Goal of the exercise
Set down the whole listing verbatim.

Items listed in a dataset
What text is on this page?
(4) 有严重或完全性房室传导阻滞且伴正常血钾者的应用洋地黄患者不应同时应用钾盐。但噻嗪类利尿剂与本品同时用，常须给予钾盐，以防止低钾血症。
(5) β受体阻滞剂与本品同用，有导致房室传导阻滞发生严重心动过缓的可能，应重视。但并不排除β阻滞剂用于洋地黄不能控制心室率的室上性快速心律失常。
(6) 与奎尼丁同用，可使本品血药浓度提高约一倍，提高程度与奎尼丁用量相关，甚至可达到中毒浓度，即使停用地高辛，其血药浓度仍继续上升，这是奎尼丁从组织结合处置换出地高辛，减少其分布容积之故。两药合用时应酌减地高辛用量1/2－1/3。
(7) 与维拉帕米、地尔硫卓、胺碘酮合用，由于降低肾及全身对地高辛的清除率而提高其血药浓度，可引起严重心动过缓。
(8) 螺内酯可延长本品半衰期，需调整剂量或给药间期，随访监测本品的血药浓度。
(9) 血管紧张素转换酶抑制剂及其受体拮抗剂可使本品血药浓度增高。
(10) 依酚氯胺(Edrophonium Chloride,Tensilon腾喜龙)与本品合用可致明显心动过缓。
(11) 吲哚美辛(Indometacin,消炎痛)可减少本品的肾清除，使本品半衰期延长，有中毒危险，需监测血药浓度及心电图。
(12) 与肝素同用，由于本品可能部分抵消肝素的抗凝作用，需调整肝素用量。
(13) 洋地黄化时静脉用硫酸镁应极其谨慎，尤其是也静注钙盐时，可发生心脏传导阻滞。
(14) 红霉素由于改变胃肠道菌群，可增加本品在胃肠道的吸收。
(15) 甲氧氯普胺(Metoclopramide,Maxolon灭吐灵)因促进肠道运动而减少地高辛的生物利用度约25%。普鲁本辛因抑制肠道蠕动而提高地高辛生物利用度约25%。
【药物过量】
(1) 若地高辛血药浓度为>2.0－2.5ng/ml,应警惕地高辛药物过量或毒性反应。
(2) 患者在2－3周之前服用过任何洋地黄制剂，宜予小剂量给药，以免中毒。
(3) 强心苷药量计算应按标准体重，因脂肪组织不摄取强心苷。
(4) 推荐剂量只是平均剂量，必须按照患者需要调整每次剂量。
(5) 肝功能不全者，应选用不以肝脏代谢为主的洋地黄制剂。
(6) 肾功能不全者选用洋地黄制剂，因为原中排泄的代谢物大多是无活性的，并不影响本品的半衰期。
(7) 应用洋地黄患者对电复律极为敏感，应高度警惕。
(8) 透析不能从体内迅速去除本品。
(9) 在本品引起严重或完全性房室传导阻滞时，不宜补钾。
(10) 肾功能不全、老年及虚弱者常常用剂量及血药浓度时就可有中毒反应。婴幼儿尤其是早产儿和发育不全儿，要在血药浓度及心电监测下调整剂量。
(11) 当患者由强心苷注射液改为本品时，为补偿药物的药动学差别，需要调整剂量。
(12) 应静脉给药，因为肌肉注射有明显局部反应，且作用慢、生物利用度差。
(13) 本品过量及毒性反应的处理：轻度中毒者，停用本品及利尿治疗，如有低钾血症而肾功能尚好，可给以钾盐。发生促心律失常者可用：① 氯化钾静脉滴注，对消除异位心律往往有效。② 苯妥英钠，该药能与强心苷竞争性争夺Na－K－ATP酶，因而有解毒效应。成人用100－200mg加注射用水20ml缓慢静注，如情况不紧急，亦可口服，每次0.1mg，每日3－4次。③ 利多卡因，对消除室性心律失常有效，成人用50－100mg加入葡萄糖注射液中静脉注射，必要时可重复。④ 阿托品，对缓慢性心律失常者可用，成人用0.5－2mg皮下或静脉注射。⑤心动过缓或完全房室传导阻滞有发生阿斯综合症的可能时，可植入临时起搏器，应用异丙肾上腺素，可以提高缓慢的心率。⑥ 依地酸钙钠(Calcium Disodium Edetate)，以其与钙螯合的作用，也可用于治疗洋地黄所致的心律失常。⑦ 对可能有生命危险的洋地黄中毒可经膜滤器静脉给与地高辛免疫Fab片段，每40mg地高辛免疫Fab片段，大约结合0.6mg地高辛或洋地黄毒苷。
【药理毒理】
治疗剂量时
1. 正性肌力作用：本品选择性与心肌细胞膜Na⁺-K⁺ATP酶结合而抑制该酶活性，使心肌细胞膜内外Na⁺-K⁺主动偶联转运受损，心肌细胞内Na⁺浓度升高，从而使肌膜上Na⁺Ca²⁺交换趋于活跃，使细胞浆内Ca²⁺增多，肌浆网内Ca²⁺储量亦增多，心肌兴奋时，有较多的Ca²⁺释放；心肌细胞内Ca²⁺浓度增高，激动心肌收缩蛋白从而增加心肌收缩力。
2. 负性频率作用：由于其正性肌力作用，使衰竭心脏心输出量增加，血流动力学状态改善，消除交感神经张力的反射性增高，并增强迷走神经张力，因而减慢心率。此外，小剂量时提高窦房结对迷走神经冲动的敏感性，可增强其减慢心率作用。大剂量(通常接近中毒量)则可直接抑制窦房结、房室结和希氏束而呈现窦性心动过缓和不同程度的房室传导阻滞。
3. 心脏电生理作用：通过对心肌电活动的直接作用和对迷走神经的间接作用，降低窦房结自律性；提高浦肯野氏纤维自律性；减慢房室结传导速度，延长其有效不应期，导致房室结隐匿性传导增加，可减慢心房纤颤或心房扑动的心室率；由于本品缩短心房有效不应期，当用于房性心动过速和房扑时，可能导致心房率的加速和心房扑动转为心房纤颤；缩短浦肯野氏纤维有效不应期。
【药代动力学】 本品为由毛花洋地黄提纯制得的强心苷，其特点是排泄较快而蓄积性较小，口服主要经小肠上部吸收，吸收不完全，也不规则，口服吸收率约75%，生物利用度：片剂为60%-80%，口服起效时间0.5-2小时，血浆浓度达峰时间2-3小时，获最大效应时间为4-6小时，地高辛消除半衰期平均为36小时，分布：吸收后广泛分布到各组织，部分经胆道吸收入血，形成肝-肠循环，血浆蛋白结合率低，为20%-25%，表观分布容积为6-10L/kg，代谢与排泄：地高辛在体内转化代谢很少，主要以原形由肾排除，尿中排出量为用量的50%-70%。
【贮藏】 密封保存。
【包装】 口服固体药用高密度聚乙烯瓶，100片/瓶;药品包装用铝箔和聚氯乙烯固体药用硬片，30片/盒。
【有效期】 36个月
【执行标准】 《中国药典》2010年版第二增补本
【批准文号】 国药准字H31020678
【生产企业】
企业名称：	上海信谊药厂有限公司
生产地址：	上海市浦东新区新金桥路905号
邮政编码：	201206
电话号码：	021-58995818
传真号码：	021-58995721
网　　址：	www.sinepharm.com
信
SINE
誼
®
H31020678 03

The answer
What text is on this page?
(4) 有严重或完全性房室传导阻滞且伴正常血钾者的应用洋地黄患者不应同时应用钾盐。但噻嗪类利尿剂与本品同时用，常须给予钾盐，以防止低钾血症。
(5) β受体阻滞剂与本品同用，有导致房室传导阻滞发生严重心动过缓的可能，应重视。但并不排除β阻滞剂用于洋地黄不能控制心室率的室上性快速心律失常。
(6) 与奎尼丁同用，可使本品血药浓度提高约一倍，提高程度与奎尼丁用量相关，甚至可达到中毒浓度，即使停用地高辛，其血药浓度仍继续上升，这是奎尼丁从组织结合处置换出地高辛，减少其分布容积之故。两药合用时应酌减地高辛用量1/2－1/3。
(7) 与维拉帕米、地尔硫卓、胺碘酮合用，由于降低肾及全身对地高辛的清除率而提高其血药浓度，可引起严重心动过缓。
(8) 螺内酯可延长本品半衰期，需调整剂量或给药间期，随访监测本品的血药浓度。
(9) 血管紧张素转换酶抑制剂及其受体拮抗剂可使本品血药浓度增高。
(10) 依酚氯胺(Edrophonium Chloride,Tensilon腾喜龙)与本品合用可致明显心动过缓。
(11) 吲哚美辛(Indometacin,消炎痛)可减少本品的肾清除，使本品半衰期延长，有中毒危险，需监测血药浓度及心电图。
(12) 与肝素同用，由于本品可能部分抵消肝素的抗凝作用，需调整肝素用量。
(13) 洋地黄化时静脉用硫酸镁应极其谨慎，尤其是也静注钙盐时，可发生心脏传导阻滞。
(14) 红霉素由于改变胃肠道菌群，可增加本品在胃肠道的吸收。
(15) 甲氧氯普胺(Metoclopramide,Maxolon灭吐灵)因促进肠道运动而减少地高辛的生物利用度约25%。普鲁本辛因抑制肠道蠕动而提高地高辛生物利用度约25%。
【药物过量】
(1) 若地高辛血药浓度为>2.0－2.5ng/ml,应警惕地高辛药物过量或毒性反应。
(2) 患者在2－3周之前服用过任何洋地黄制剂，宜予小剂量给药，以免中毒。
(3) 强心苷药量计算应按标准体重，因脂肪组织不摄取强心苷。
(4) 推荐剂量只是平均剂量，必须按照患者需要调整每次剂量。
(5) 肝功能不全者，应选用不以肝脏代谢为主的洋地黄制剂。
(6) 肾功能不全者选用洋地黄制剂，因为原中排泄的代谢物大多是无活性的，并不影响本品的半衰期。
(7) 应用洋地黄患者对电复律极为敏感，应高度警惕。
(8) 透析不能从体内迅速去除本品。
(9) 在本品引起严重或完全性房室传导阻滞时，不宜补钾。
(10) 肾功能不全、老年及虚弱者常常用剂量及血药浓度时就可有中毒反应。婴幼儿尤其是早产儿和发育不全儿，要在血药浓度及心电监测下调整剂量。
(11) 当患者由强心苷注射液改为本品时，为补偿药物的药动学差别，需要调整剂量。
(12) 应静脉给药，因为肌肉注射有明显局部反应，且作用慢、生物利用度差。
(13) 本品过量及毒性反应的处理：轻度中毒者，停用本品及利尿治疗，如有低钾血症而肾功能尚好，可给以钾盐。发生促心律失常者可用：① 氯化钾静脉滴注，对消除异位心律往往有效。② 苯妥英钠，该药能与强心苷竞争性争夺Na－K－ATP酶，因而有解毒效应。成人用100－200mg加注射用水20ml缓慢静注，如情况不紧急，亦可口服，每次0.1mg，每日3－4次。③ 利多卡因，对消除室性心律失常有效，成人用50－100mg加入葡萄糖注射液中静脉注射，必要时可重复。④ 阿托品，对缓慢性心律失常者可用，成人用0.5－2mg皮下或静脉注射。⑤心动过缓或完全房室传导阻滞有发生阿斯综合症的可能时，可植入临时起搏器，应用异丙肾上腺素，可以提高缓慢的心率。⑥ 依地酸钙钠(Calcium Disodium Edetate)，以其与钙螯合的作用，也可用于治疗洋地黄所致的心律失常。⑦ 对可能有生命危险的洋地黄中毒可经膜滤器静脉给与地高辛免疫Fab片段，每40mg地高辛免疫Fab片段，大约结合0.6mg地高辛或洋地黄毒苷。
【药理毒理】
治疗剂量时
1. 正性肌力作用：本品选择性与心肌细胞膜Na⁺-K⁺ATP酶结合而抑制该酶活性，使心肌细胞膜内外Na⁺-K⁺主动偶联转运受损，心肌细胞内Na⁺浓度升高，从而使肌膜上Na⁺Ca²⁺交换趋于活跃，使细胞浆内Ca²⁺增多，肌浆网内Ca²⁺储量亦增多，心肌兴奋时，有较多的Ca²⁺释放；心肌细胞内Ca²⁺浓度增高，激动心肌收缩蛋白从而增加心肌收缩力。
2. 负性频率作用：由于其正性肌力作用，使衰竭心脏心输出量增加，血流动力学状态改善，消除交感神经张力的反射性增高，并增强迷走神经张力，因而减慢心率。此外，小剂量时提高窦房结对迷走神经冲动的敏感性，可增强其减慢心率作用。大剂量(通常接近中毒量)则可直接抑制窦房结、房室结和希氏束而呈现窦性心动过缓和不同程度的房室传导阻滞。
3. 心脏电生理作用：通过对心肌电活动的直接作用和对迷走神经的间接作用，降低窦房结自律性；提高浦肯野氏纤维自律性；减慢房室结传导速度，延长其有效不应期，导致房室结隐匿性传导增加，可减慢心房纤颤或心房扑动的心室率；由于本品缩短心房有效不应期，当用于房性心动过速和房扑时，可能导致心房率的加速和心房扑动转为心房纤颤；缩短浦肯野氏纤维有效不应期。
【药代动力学】 本品为由毛花洋地黄提纯制得的强心苷，其特点是排泄较快而蓄积性较小，口服主要经小肠上部吸收，吸收不完全，也不规则，口服吸收率约75%，生物利用度：片剂为60%-80%，口服起效时间0.5-2小时，血浆浓度达峰时间2-3小时，获最大效应时间为4-6小时，地高辛消除半衰期平均为36小时，分布：吸收后广泛分布到各组织，部分经胆道吸收入血，形成肝-肠循环，血浆蛋白结合率低，为20%-25%，表观分布容积为6-10L/kg，代谢与排泄：地高辛在体内转化代谢很少，主要以原形由肾排除，尿中排出量为用量的50%-70%。
【贮藏】 密封保存。
【包装】 口服固体药用高密度聚乙烯瓶，100片/瓶;药品包装用铝箔和聚氯乙烯固体药用硬片，30片/盒。
【有效期】 36个月
【执行标准】 《中国药典》2010年版第二增补本
【批准文号】 国药准字H31020678
【生产企业】
企业名称：	上海信谊药厂有限公司
生产地址：	上海市浦东新区新金桥路905号
邮政编码：	201206
电话号码：	021-58995818
传真号码：	021-58995721
网　　址：	www.sinepharm.com
信
SINE
誼
®
H31020678 03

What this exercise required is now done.